## START

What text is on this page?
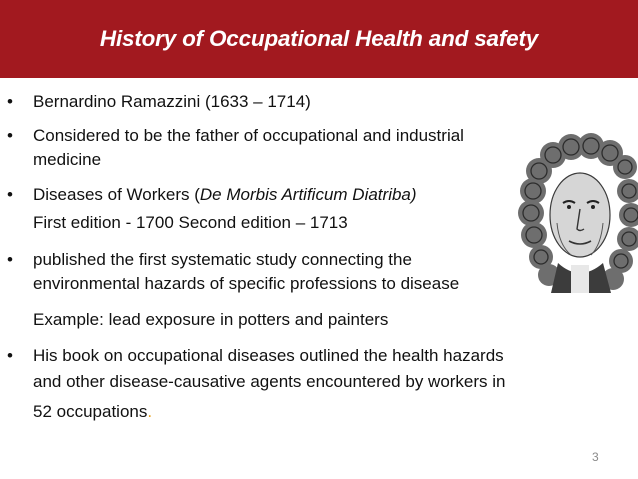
History of Occupational Health and safety
• Bernardino Ramazzini (1633 – 1714)
• Considered to be the father of occupational and industrial
medicine
• Diseases of Workers (De Morbis Artificum Diatriba)
First edition - 1700 Second edition – 1713
• published the first systematic study connecting the
environmental hazards of specific professions to disease
Example: lead exposure in potters and painters
• His book on occupational diseases outlined the health hazards
and other disease-causative agents encountered by workers in
52 occupations.
3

## END

■ Instructions for the task ■
Looking at the records above, report how many lines contain the word "hazards". Answer with the number only.

■ Problem solution ■
2